Passage shown.
□ □ □ □ □

Ten weeks after Minister of Tourism Richard Sealy gave the assurance that construction work would begin on the controversial Hyatt Centric Resort on Bay Street, The City “in a matter of weeks”, the primary developer is expressing frustration over the fact that the 15-storey project has yet to get off the ground.
“Speak about frustrations, yes. It is never nice to have to deal with situations that really could be, and should be avoided. But it’s the nature of doing business,” Mark Maloney, the head of Vision Development Inc, admitted to Barbados TODAY.
The $200 million project, a vital part of Government’s plan for economic recovery, has been the subject of a court case for the past several months, with attorney-at-law David Comissiong challenging Prime Minister Freundel Stuart’s decision to give the go ahead for the proposed project.
Stuart, who is the Minister responsible for Town & Country Planning, has challenged Comissiong’s request for a judicial review of the permission granted to Maloney to build the multi-storey hotel, arguing that the social activist did not have either a financial or legal leg on which to stand in the matter.
It was on September 29 that Sealy told supporters of the incumbent Democratic Labour Party at a luncheon lecture that “construction is expected to commence, as I understand it, in another couple of weeks, and that too will give us 220-rooms and employ 250 people on completion”.
The minister made no mention at the time of the ongoing litigation.

□ □ □ □ □

Material shown.
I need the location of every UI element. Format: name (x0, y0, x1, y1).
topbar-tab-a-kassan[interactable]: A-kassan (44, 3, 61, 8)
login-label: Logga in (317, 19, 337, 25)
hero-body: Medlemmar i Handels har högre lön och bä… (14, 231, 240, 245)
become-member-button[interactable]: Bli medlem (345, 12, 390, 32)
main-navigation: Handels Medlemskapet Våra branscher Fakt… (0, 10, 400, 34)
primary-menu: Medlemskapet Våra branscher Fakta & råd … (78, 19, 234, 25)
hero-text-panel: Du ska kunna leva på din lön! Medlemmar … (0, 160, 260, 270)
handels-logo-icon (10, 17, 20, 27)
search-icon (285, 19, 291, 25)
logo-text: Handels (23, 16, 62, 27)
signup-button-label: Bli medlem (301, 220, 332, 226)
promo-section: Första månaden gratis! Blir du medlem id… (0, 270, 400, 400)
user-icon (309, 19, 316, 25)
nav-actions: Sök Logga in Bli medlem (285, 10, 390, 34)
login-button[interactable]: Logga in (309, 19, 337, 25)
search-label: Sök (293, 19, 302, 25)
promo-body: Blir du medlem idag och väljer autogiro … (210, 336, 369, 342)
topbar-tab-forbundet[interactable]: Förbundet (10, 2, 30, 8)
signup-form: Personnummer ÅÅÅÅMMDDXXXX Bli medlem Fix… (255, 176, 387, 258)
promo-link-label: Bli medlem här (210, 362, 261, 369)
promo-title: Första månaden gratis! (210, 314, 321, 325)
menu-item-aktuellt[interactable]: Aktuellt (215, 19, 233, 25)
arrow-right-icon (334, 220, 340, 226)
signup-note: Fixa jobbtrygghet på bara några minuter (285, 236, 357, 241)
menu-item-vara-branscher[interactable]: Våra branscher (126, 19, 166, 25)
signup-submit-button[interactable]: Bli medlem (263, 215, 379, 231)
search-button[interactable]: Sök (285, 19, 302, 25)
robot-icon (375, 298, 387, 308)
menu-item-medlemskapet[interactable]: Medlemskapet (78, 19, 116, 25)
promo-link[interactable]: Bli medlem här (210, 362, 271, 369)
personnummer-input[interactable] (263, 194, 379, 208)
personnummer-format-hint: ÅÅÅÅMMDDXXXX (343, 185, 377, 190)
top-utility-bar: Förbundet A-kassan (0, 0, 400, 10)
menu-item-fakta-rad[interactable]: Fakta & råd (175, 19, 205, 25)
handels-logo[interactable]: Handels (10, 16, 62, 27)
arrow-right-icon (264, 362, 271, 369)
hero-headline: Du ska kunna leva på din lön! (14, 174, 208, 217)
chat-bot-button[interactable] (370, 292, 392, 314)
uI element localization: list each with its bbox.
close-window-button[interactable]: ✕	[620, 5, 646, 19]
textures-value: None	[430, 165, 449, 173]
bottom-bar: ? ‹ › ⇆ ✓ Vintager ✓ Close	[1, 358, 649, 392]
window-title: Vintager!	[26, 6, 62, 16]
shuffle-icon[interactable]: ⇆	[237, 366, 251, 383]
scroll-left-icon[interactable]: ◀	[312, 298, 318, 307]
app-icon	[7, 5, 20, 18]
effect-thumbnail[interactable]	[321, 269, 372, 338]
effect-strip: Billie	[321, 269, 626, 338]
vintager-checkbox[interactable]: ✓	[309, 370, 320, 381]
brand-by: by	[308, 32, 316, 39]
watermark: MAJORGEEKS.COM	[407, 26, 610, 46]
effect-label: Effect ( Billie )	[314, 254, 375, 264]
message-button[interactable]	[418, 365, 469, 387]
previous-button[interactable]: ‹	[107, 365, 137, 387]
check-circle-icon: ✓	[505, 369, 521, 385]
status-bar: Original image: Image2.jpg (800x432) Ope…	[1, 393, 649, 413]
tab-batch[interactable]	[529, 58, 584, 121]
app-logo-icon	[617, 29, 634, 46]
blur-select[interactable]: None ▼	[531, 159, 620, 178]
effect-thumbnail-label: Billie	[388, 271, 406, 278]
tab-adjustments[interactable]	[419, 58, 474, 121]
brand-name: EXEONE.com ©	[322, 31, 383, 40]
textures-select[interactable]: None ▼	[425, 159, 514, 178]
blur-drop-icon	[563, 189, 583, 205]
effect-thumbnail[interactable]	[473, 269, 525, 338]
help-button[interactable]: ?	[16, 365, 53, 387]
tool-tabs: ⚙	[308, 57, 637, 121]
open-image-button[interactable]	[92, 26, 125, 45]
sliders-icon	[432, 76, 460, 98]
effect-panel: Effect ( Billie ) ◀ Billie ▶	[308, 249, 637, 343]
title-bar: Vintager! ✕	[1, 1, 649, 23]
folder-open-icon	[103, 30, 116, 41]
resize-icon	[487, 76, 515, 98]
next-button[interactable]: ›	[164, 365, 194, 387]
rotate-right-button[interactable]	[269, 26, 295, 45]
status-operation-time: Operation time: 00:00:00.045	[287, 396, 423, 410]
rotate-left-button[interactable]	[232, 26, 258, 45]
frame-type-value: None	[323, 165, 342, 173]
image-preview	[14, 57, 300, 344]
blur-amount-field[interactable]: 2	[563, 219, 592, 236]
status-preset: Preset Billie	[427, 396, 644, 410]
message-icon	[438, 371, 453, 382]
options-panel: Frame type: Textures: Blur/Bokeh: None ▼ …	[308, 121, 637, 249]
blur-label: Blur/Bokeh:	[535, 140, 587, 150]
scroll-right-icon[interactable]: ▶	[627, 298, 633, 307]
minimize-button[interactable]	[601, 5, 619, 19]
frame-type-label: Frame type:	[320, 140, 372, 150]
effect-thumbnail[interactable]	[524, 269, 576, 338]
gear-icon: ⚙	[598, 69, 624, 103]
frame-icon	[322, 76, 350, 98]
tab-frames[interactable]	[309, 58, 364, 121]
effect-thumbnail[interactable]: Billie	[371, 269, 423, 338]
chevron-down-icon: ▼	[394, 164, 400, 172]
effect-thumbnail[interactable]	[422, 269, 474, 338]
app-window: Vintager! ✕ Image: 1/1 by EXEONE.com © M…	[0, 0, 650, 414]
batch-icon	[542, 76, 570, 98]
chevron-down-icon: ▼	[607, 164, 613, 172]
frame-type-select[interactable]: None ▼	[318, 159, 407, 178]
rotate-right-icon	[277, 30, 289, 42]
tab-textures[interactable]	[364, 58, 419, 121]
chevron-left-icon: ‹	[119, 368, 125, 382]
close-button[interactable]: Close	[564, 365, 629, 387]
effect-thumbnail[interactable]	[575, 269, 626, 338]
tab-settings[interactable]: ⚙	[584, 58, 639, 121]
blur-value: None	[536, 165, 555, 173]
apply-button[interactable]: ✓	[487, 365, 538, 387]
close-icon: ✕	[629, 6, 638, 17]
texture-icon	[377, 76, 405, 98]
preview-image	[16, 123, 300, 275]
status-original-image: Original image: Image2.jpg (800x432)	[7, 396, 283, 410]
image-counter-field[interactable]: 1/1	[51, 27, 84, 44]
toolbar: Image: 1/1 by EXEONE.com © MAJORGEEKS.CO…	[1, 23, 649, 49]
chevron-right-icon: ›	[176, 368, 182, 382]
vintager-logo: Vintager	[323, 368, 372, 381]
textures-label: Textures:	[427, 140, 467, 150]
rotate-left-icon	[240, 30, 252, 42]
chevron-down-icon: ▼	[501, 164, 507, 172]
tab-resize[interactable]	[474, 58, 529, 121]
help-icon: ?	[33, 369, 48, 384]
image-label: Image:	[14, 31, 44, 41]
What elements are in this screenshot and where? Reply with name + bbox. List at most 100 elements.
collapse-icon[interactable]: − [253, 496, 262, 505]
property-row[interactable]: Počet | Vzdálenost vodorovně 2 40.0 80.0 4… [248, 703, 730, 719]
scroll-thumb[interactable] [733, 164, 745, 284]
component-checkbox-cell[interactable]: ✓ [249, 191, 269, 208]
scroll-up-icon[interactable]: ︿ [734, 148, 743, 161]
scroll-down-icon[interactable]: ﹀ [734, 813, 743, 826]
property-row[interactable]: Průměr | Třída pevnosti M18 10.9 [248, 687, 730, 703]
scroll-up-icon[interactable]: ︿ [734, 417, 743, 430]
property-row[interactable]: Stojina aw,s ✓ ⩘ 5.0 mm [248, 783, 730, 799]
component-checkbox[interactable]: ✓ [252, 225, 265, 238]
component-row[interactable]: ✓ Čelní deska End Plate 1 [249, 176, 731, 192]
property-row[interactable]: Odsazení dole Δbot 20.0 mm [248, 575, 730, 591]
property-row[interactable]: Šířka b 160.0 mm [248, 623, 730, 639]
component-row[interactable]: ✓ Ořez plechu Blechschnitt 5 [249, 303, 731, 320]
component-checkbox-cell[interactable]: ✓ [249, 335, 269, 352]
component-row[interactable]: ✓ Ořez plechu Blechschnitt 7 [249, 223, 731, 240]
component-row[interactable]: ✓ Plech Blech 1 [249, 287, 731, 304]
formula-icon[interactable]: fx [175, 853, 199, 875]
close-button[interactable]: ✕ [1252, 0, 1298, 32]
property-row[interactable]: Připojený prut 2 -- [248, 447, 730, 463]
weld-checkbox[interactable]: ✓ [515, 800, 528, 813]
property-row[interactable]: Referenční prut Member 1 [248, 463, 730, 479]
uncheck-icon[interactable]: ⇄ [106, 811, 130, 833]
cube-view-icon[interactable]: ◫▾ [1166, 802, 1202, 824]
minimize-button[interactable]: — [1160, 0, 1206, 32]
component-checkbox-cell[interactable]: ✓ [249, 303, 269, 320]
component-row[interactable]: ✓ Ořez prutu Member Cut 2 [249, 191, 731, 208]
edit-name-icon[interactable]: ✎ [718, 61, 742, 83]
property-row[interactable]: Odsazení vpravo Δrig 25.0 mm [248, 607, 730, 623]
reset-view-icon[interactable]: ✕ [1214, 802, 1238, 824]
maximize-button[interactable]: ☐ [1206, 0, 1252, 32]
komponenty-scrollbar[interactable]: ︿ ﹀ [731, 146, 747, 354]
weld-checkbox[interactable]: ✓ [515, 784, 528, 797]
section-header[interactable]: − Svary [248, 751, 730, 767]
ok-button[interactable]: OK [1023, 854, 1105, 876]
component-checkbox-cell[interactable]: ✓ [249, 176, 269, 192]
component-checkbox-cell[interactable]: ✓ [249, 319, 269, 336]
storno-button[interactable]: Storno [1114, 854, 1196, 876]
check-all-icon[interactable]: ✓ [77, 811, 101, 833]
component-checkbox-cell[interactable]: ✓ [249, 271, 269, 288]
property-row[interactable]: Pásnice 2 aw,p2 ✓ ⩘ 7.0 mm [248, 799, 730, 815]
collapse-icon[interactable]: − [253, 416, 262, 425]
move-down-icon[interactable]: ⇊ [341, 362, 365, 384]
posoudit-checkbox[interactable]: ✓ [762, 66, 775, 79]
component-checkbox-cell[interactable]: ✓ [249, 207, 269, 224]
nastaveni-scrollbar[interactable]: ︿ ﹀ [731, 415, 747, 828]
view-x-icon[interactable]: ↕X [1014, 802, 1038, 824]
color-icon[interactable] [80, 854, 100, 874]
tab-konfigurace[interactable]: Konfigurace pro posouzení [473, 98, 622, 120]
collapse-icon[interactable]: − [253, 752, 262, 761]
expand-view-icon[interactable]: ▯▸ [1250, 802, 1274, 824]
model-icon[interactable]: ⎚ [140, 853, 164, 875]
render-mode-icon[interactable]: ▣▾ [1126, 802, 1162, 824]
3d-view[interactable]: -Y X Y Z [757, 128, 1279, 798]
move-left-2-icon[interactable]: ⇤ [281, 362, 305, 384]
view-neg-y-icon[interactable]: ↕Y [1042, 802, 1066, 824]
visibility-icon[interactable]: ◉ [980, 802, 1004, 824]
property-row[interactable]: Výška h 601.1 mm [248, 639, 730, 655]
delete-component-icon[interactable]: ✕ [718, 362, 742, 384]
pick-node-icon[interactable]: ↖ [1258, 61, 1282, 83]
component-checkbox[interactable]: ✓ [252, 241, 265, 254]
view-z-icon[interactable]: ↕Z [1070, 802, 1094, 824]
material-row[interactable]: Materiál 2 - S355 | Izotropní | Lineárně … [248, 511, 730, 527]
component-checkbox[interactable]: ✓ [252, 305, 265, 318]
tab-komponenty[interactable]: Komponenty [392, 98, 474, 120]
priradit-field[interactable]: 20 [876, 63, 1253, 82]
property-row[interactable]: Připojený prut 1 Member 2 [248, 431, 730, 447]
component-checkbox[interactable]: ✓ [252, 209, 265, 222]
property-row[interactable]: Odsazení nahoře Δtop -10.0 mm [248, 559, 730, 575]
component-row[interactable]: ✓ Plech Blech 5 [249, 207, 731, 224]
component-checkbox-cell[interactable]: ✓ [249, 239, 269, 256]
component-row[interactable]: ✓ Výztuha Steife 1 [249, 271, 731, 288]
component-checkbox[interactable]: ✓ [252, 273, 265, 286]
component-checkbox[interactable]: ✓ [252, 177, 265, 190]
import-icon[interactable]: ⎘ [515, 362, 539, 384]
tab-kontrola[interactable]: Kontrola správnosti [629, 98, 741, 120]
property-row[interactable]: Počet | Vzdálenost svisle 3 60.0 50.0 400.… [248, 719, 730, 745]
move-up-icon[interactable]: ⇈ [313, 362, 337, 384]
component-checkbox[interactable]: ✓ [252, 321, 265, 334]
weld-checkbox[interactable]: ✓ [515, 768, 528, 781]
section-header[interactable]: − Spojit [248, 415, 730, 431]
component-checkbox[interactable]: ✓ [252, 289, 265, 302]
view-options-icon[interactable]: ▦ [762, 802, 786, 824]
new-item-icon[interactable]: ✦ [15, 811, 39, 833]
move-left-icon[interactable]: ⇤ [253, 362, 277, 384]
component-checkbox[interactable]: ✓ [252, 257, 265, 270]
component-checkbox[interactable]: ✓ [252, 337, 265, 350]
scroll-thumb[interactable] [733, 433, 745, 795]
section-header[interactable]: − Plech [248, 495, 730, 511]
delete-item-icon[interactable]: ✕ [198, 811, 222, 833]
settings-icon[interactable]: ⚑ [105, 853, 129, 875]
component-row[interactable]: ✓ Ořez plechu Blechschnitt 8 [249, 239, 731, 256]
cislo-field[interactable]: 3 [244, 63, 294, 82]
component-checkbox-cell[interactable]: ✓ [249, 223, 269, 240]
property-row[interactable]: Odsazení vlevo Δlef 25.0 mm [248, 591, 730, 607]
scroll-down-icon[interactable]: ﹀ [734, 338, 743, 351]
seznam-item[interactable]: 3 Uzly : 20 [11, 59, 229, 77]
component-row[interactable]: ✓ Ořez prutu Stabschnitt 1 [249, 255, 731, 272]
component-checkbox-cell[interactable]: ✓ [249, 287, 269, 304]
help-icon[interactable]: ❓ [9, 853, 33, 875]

□ □ □ □ □

Tasks to perform.
1. In the article on the Hyatt Centric project, rewrite the part from "Ten weeks after" to "the proposed project.", swapping "15-storey" for "fifteen-storey".
2. According to the article on the Hyatt Centric project, how many rooms did Sealy say the hotel would provide?

Answers by item.
1.
Ten weeks after Minister of Tourism Richard Sealy gave the assurance that construction work would begin on the controversial Hyatt Centric Resort on Bay Street, The City “in a matter of weeks”, the primary developer is expressing frustration over the fact that the fifteen-storey project has yet to get off the ground.
“Speak about frustrations, yes. It is never nice to have to deal with situations that really could be, and should be avoided. But it’s the nature of doing business,” Mark Maloney, the head of Vision Development Inc, admitted to Barbados TODAY.
The $200 million project, a vital part of Government’s plan for economic recovery, has been the subject of a court case for the past several months, with attorney-at-law David Comissiong challenging Prime Minister Freundel Stuart’s decision to give the go ahead for the proposed project.

2. 220 rooms